• [Task] Write out every line of the data below word for word, without changing anything.

Element and region listings

──────────

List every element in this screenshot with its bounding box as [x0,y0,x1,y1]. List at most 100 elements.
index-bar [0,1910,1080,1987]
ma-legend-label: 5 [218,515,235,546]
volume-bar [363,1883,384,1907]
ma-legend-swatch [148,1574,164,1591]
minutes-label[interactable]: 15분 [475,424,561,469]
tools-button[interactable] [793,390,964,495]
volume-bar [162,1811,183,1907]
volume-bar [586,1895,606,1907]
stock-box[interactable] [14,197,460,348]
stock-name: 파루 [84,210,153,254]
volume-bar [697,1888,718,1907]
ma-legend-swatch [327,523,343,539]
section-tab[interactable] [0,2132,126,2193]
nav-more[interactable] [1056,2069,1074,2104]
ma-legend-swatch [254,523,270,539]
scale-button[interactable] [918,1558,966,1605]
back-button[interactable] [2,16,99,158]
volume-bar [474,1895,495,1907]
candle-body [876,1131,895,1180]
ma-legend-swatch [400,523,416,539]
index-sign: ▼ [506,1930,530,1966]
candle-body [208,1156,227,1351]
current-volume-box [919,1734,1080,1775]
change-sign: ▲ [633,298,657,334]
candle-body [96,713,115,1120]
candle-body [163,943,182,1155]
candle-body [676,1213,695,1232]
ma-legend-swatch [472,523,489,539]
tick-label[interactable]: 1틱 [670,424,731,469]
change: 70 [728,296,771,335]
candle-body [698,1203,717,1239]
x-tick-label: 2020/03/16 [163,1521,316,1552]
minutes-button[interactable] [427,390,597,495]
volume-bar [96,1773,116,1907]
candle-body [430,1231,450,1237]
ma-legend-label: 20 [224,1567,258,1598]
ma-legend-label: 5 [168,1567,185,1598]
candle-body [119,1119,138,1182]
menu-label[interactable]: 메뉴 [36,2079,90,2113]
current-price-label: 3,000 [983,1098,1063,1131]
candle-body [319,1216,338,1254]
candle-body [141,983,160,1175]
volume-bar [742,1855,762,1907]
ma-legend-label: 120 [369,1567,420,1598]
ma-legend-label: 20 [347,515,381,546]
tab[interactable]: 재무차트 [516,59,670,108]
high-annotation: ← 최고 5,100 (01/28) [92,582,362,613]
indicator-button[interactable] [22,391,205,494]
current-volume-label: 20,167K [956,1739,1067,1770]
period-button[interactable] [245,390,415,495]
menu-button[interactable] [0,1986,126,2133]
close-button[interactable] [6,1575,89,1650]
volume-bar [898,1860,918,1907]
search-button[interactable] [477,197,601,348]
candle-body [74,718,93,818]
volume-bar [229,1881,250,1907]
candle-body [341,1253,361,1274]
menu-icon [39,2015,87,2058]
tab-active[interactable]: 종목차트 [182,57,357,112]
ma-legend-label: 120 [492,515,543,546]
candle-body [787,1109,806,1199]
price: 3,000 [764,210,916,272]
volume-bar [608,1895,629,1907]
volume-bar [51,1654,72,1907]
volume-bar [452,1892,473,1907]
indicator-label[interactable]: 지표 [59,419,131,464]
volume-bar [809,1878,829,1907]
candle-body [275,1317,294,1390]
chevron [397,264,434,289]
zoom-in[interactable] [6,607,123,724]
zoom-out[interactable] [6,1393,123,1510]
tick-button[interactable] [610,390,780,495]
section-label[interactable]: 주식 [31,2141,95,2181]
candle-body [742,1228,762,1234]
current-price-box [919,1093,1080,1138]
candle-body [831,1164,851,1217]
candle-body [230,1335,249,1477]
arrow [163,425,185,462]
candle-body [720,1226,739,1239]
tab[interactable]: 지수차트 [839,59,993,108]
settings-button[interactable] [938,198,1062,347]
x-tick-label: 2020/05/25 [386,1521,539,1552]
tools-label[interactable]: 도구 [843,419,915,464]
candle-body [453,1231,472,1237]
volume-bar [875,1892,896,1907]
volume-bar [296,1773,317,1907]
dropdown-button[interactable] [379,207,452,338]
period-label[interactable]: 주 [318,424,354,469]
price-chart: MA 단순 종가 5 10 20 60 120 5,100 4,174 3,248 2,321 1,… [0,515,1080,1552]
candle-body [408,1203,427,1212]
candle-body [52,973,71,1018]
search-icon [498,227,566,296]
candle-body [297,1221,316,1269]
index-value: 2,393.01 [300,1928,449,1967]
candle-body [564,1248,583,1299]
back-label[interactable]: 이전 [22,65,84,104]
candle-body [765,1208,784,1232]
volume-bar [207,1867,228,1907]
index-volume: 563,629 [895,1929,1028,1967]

──────────

• [Output for this exercise]
List every element in this screenshot with its bounding box as [x0,y0,x1,y1]. List at most 100 elements.
index-bar [0,1910,1080,1987]
ma-legend-label: 5 [218,515,235,546]
volume-bar [363,1883,384,1907]
ma-legend-swatch [148,1574,164,1591]
minutes-label[interactable]: 15분 [475,424,561,469]
tools-button[interactable] [793,390,964,495]
volume-bar [162,1811,183,1907]
volume-bar [586,1895,606,1907]
stock-box[interactable] [14,197,460,348]
stock-name: 파루 [84,210,153,254]
volume-bar [697,1888,718,1907]
ma-legend-swatch [327,523,343,539]
section-tab[interactable] [0,2132,126,2193]
nav-more[interactable] [1056,2069,1074,2104]
ma-legend-swatch [254,523,270,539]
scale-button[interactable] [918,1558,966,1605]
back-button[interactable] [2,16,99,158]
volume-bar [474,1895,495,1907]
candle-body [876,1131,895,1180]
ma-legend-swatch [400,523,416,539]
index-sign: ▼ [506,1930,530,1966]
candle-body [208,1156,227,1351]
current-volume-box [919,1734,1080,1775]
change-sign: ▲ [633,298,657,334]
candle-body [96,713,115,1120]
candle-body [163,943,182,1155]
candle-body [676,1213,695,1232]
ma-legend-swatch [472,523,489,539]
tick-label[interactable]: 1틱 [670,424,731,469]
change: 70 [728,296,771,335]
candle-body [698,1203,717,1239]
x-tick-label: 2020/03/16 [163,1521,316,1552]
minutes-button[interactable] [427,390,597,495]
volume-bar [96,1773,116,1907]
candle-body [430,1231,450,1237]
ma-legend-label: 20 [224,1567,258,1598]
ma-legend-label: 5 [168,1567,185,1598]
candle-body [119,1119,138,1182]
menu-label[interactable]: 메뉴 [36,2079,90,2113]
current-price-label: 3,000 [983,1098,1063,1131]
candle-body [319,1216,338,1254]
candle-body [141,983,160,1175]
volume-bar [742,1855,762,1907]
ma-legend-label: 120 [369,1567,420,1598]
ma-legend-label: 20 [347,515,381,546]
tab[interactable]: 재무차트 [516,59,670,108]
high-annotation: ← 최고 5,100 (01/28) [92,582,362,613]
indicator-button[interactable] [22,391,205,494]
current-volume-label: 20,167K [956,1739,1067,1770]
period-button[interactable] [245,390,415,495]
menu-button[interactable] [0,1986,126,2133]
close-button[interactable] [6,1575,89,1650]
volume-bar [898,1860,918,1907]
search-button[interactable] [477,197,601,348]
candle-body [74,718,93,818]
volume-bar [229,1881,250,1907]
candle-body [341,1253,361,1274]
menu-icon [39,2015,87,2058]
tab-active[interactable]: 종목차트 [182,57,357,112]
ma-legend-label: 120 [492,515,543,546]
candle-body [787,1109,806,1199]
price: 3,000 [764,210,916,272]
volume-bar [608,1895,629,1907]
volume-bar [51,1654,72,1907]
volume-bar [452,1892,473,1907]
indicator-label[interactable]: 지표 [59,419,131,464]
volume-bar [809,1878,829,1907]
candle-body [275,1317,294,1390]
chevron [397,264,434,289]
zoom-in[interactable] [6,607,123,724]
zoom-out[interactable] [6,1393,123,1510]
tick-button[interactable] [610,390,780,495]
section-label[interactable]: 주식 [31,2141,95,2181]
candle-body [742,1228,762,1234]
current-price-box [919,1093,1080,1138]
candle-body [831,1164,851,1217]
candle-body [230,1335,249,1477]
arrow [163,425,185,462]
candle-body [720,1226,739,1239]
tab[interactable]: 지수차트 [839,59,993,108]
settings-button[interactable] [938,198,1062,347]
x-tick-label: 2020/05/25 [386,1521,539,1552]
tools-label[interactable]: 도구 [843,419,915,464]
candle-body [453,1231,472,1237]
volume-bar [875,1892,896,1907]
volume-bar [296,1773,317,1907]
dropdown-button[interactable] [379,207,452,338]
period-label[interactable]: 주 [318,424,354,469]
price-chart: MA 단순 종가 5 10 20 60 120 5,100 4,174 3,248 2,321 1,… [0,515,1080,1552]
candle-body [408,1203,427,1212]
candle-body [52,973,71,1018]
search-icon [498,227,566,296]
candle-body [297,1221,316,1269]
index-value: 2,393.01 [300,1928,449,1967]
candle-body [564,1248,583,1299]
back-label[interactable]: 이전 [22,65,84,104]
candle-body [765,1208,784,1232]
volume-bar [207,1867,228,1907]
index-volume: 563,629 [895,1929,1028,1967]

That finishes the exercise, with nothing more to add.